• _WORK TASK_
Using the data below, copy out all lines with the word "during".
── DATA FOR THIS TASK ──
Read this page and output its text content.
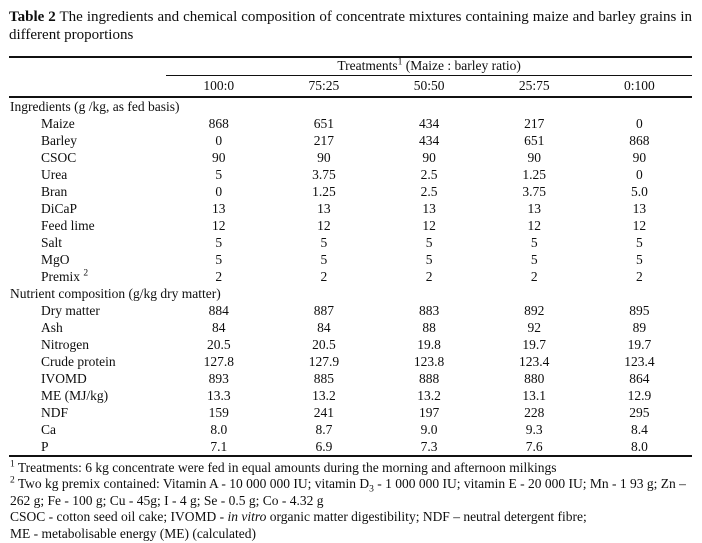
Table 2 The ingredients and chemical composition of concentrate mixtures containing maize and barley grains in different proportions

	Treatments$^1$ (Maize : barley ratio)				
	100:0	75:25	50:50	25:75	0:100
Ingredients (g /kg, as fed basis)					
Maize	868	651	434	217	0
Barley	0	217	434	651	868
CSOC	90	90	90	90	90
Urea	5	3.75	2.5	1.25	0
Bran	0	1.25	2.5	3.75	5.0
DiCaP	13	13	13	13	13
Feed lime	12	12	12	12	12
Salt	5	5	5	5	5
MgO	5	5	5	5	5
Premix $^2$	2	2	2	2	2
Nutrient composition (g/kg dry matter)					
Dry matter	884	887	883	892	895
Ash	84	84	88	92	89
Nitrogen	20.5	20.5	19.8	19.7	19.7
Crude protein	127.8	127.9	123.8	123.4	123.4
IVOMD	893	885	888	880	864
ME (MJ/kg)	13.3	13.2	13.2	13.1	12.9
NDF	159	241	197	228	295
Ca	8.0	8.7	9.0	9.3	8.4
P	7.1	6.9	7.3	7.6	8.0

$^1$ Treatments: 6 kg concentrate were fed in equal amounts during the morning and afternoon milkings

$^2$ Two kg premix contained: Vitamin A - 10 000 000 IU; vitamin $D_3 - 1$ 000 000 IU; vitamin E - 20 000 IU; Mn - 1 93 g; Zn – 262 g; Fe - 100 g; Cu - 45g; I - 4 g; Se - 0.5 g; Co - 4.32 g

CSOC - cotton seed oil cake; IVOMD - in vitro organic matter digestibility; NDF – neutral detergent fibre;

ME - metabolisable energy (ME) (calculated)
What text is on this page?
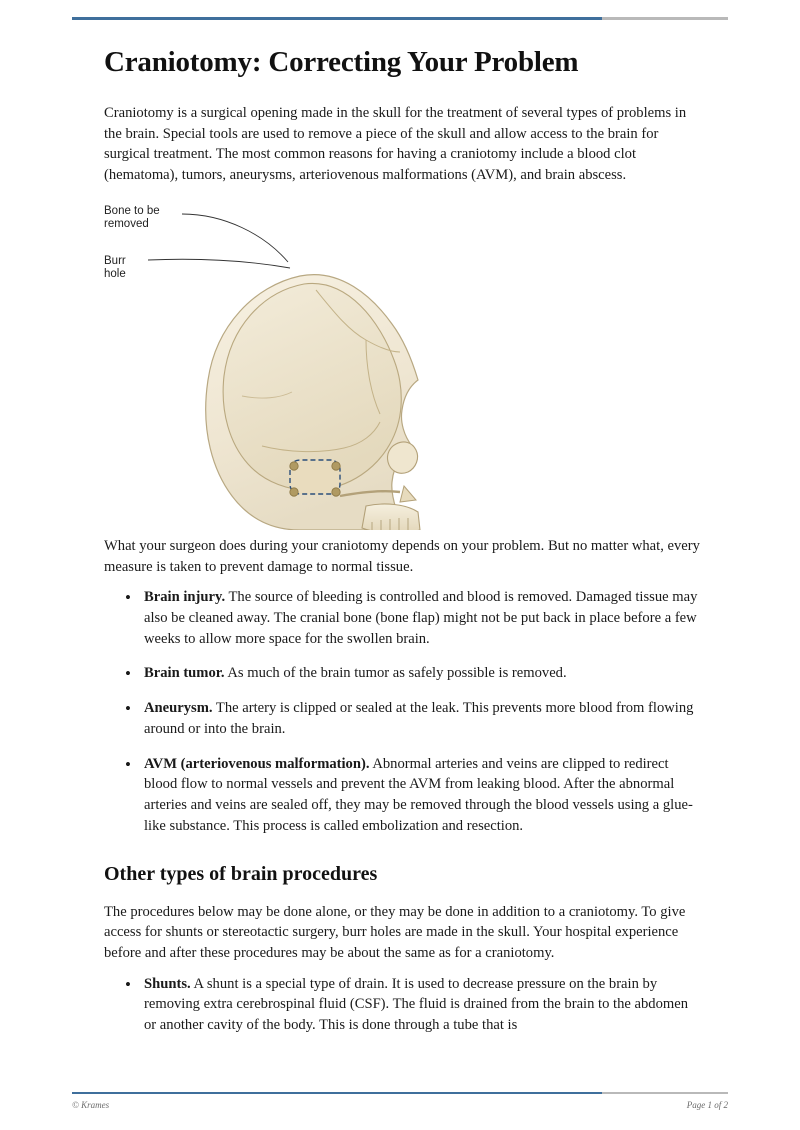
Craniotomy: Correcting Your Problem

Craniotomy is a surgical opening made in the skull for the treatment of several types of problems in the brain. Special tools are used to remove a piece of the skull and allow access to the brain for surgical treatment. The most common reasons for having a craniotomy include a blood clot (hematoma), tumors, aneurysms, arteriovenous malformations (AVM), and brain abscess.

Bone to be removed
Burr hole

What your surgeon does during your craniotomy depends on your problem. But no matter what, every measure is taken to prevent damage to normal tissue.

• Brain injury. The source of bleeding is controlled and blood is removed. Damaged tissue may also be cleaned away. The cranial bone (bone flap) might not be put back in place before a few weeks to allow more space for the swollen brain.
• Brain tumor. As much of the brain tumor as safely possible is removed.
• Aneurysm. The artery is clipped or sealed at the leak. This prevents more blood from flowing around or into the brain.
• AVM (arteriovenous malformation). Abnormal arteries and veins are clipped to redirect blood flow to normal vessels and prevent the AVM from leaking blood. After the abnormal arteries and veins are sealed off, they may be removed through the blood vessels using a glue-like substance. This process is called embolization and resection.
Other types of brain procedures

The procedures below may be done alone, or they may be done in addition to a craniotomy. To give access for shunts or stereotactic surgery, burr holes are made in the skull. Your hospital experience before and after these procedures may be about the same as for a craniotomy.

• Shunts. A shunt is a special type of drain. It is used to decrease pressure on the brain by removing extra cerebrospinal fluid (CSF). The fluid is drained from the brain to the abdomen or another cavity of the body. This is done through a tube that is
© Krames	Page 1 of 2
───
• _SOLVED EXERCISE_
$^1$ Treatments: 6 kg concentrate were fed in equal amounts during the morning and afternoon milkings
What your surgeon does during your craniotomy depends on your problem. But no matter what, every measure is taken to prevent damage to normal tissue.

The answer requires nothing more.